● WHAT NEEDS TO BE DONE: Please retype the records that appear below, exactly and in full.

Top of DATA FOR THE TASK

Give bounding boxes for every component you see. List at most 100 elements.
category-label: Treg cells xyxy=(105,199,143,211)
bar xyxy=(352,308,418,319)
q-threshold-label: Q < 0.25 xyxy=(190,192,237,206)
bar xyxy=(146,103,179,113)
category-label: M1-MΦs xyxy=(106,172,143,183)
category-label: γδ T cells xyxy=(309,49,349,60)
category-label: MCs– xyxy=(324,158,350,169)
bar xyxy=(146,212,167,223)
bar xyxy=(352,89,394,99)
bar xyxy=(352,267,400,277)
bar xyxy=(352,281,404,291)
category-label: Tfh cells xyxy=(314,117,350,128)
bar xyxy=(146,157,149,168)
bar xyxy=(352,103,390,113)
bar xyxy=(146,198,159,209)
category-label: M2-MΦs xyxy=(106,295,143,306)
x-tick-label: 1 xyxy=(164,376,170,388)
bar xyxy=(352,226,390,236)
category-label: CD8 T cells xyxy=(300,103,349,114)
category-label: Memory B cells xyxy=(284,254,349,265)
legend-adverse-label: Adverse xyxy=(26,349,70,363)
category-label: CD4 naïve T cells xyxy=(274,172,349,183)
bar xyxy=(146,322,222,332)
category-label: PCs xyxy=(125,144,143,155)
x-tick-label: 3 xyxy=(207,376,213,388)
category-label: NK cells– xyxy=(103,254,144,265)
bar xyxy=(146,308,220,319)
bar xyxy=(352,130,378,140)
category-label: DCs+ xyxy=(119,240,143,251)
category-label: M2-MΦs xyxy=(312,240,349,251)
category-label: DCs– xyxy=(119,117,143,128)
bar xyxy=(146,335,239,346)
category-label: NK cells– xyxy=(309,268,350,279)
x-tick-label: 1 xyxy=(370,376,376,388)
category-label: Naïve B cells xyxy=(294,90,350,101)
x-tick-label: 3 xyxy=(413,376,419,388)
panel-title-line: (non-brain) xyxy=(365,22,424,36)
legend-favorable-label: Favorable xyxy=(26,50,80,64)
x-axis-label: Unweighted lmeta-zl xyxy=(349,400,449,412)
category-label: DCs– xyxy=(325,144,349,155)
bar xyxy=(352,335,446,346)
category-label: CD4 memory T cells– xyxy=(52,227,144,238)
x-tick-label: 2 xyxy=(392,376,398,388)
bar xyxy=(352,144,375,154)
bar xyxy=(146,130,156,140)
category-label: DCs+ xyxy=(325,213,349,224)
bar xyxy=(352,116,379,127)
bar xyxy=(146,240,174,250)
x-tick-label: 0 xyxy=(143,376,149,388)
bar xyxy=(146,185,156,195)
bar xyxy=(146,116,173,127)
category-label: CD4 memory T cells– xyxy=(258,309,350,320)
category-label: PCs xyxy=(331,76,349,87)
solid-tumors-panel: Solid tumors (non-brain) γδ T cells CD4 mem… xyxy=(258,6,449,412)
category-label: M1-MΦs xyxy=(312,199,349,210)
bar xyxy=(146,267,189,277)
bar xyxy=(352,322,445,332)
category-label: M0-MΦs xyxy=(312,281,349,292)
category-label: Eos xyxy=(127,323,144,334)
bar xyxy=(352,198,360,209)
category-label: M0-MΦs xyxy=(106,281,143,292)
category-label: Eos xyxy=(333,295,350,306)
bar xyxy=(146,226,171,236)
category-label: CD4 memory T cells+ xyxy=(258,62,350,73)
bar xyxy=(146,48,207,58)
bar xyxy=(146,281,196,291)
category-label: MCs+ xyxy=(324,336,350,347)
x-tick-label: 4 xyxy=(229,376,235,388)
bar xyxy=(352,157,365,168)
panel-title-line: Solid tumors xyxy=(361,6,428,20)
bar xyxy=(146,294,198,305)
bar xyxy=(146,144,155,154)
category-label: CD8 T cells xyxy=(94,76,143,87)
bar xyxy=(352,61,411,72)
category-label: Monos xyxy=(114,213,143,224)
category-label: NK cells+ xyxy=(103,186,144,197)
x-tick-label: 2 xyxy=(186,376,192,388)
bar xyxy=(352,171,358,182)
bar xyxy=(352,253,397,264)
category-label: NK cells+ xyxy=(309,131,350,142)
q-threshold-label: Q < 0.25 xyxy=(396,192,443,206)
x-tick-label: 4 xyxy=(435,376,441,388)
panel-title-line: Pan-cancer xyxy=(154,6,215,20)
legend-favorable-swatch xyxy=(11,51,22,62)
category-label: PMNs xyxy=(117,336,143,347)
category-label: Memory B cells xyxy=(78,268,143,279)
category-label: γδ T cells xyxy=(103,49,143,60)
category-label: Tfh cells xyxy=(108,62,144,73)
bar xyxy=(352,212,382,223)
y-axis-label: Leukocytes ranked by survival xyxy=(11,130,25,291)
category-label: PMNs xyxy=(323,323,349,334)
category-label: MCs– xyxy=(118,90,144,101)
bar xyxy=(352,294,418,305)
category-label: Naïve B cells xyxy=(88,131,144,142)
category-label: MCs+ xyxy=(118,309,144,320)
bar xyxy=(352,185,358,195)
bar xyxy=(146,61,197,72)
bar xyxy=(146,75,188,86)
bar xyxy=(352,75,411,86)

Bottom of DATA FOR THE TASK

● EXPECTED ANSWER:
Give bounding boxes for every component you see. List at most 100 elements.
category-label: Treg cells xyxy=(105,199,143,211)
bar xyxy=(352,308,418,319)
q-threshold-label: Q < 0.25 xyxy=(190,192,237,206)
bar xyxy=(146,103,179,113)
category-label: M1-MΦs xyxy=(106,172,143,183)
category-label: γδ T cells xyxy=(309,49,349,60)
category-label: MCs– xyxy=(324,158,350,169)
bar xyxy=(146,212,167,223)
bar xyxy=(352,89,394,99)
bar xyxy=(352,267,400,277)
bar xyxy=(352,281,404,291)
category-label: Tfh cells xyxy=(314,117,350,128)
bar xyxy=(146,157,149,168)
bar xyxy=(352,103,390,113)
bar xyxy=(146,198,159,209)
category-label: M2-MΦs xyxy=(106,295,143,306)
x-tick-label: 1 xyxy=(164,376,170,388)
bar xyxy=(352,226,390,236)
category-label: CD8 T cells xyxy=(300,103,349,114)
category-label: Memory B cells xyxy=(284,254,349,265)
legend-adverse-label: Adverse xyxy=(26,349,70,363)
category-label: CD4 naïve T cells xyxy=(274,172,349,183)
bar xyxy=(146,322,222,332)
category-label: PCs xyxy=(125,144,143,155)
x-tick-label: 3 xyxy=(207,376,213,388)
category-label: NK cells– xyxy=(103,254,144,265)
bar xyxy=(146,308,220,319)
bar xyxy=(352,130,378,140)
category-label: DCs+ xyxy=(119,240,143,251)
category-label: M2-MΦs xyxy=(312,240,349,251)
category-label: DCs– xyxy=(119,117,143,128)
bar xyxy=(146,335,239,346)
category-label: NK cells– xyxy=(309,268,350,279)
x-tick-label: 1 xyxy=(370,376,376,388)
category-label: Naïve B cells xyxy=(294,90,350,101)
x-tick-label: 3 xyxy=(413,376,419,388)
panel-title-line: (non-brain) xyxy=(365,22,424,36)
legend-favorable-label: Favorable xyxy=(26,50,80,64)
x-axis-label: Unweighted lmeta-zl xyxy=(349,400,449,412)
category-label: DCs– xyxy=(325,144,349,155)
bar xyxy=(352,335,446,346)
category-label: CD4 memory T cells– xyxy=(52,227,144,238)
x-tick-label: 2 xyxy=(392,376,398,388)
bar xyxy=(352,144,375,154)
bar xyxy=(146,130,156,140)
category-label: DCs+ xyxy=(325,213,349,224)
bar xyxy=(352,116,379,127)
bar xyxy=(146,240,174,250)
x-tick-label: 0 xyxy=(143,376,149,388)
bar xyxy=(146,185,156,195)
bar xyxy=(146,116,173,127)
category-label: CD4 memory T cells– xyxy=(258,309,350,320)
category-label: PCs xyxy=(331,76,349,87)
solid-tumors-panel: Solid tumors (non-brain) γδ T cells CD4 mem… xyxy=(258,6,449,412)
category-label: M1-MΦs xyxy=(312,199,349,210)
bar xyxy=(146,267,189,277)
bar xyxy=(352,322,445,332)
category-label: M0-MΦs xyxy=(312,281,349,292)
category-label: Eos xyxy=(127,323,144,334)
bar xyxy=(352,198,360,209)
category-label: M0-MΦs xyxy=(106,281,143,292)
category-label: Eos xyxy=(333,295,350,306)
bar xyxy=(146,226,171,236)
category-label: CD4 memory T cells+ xyxy=(258,62,350,73)
bar xyxy=(146,48,207,58)
bar xyxy=(146,281,196,291)
category-label: MCs+ xyxy=(324,336,350,347)
x-tick-label: 4 xyxy=(229,376,235,388)
bar xyxy=(352,157,365,168)
panel-title-line: Solid tumors xyxy=(361,6,428,20)
bar xyxy=(146,294,198,305)
bar xyxy=(146,144,155,154)
category-label: CD8 T cells xyxy=(94,76,143,87)
bar xyxy=(352,61,411,72)
category-label: Monos xyxy=(114,213,143,224)
category-label: NK cells+ xyxy=(103,186,144,197)
x-tick-label: 2 xyxy=(186,376,192,388)
bar xyxy=(352,171,358,182)
bar xyxy=(352,253,397,264)
category-label: NK cells+ xyxy=(309,131,350,142)
q-threshold-label: Q < 0.25 xyxy=(396,192,443,206)
x-tick-label: 4 xyxy=(435,376,441,388)
panel-title-line: Pan-cancer xyxy=(154,6,215,20)
legend-favorable-swatch xyxy=(11,51,22,62)
category-label: PMNs xyxy=(117,336,143,347)
category-label: Memory B cells xyxy=(78,268,143,279)
category-label: γδ T cells xyxy=(103,49,143,60)
category-label: Tfh cells xyxy=(108,62,144,73)
bar xyxy=(352,212,382,223)
y-axis-label: Leukocytes ranked by survival xyxy=(11,130,25,291)
category-label: PMNs xyxy=(323,323,349,334)
category-label: MCs– xyxy=(118,90,144,101)
bar xyxy=(352,294,418,305)
category-label: Naïve B cells xyxy=(88,131,144,142)
category-label: MCs+ xyxy=(118,309,144,320)
bar xyxy=(352,185,358,195)
bar xyxy=(146,61,197,72)
bar xyxy=(146,75,188,86)
bar xyxy=(352,75,411,86)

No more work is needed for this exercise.